## Exercise:
Output the records. Match them exactly.

******

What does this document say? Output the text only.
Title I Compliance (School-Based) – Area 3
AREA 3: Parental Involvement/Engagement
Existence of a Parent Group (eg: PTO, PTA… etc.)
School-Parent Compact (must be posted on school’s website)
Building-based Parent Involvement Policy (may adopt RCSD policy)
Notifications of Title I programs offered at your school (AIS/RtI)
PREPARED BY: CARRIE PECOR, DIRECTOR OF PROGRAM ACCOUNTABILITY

******

## The answer:
What does this document say? Output the text only.
Title I Compliance (School-Based) – Area 3
AREA 3: Parental Involvement/Engagement
Existence of a Parent Group (eg: PTO, PTA… etc.)
School-Parent Compact (must be posted on school’s website)
Building-based Parent Involvement Policy (may adopt RCSD policy)
Notifications of Title I programs offered at your school (AIS/RtI)
PREPARED BY: CARRIE PECOR, DIRECTOR OF PROGRAM ACCOUNTABILITY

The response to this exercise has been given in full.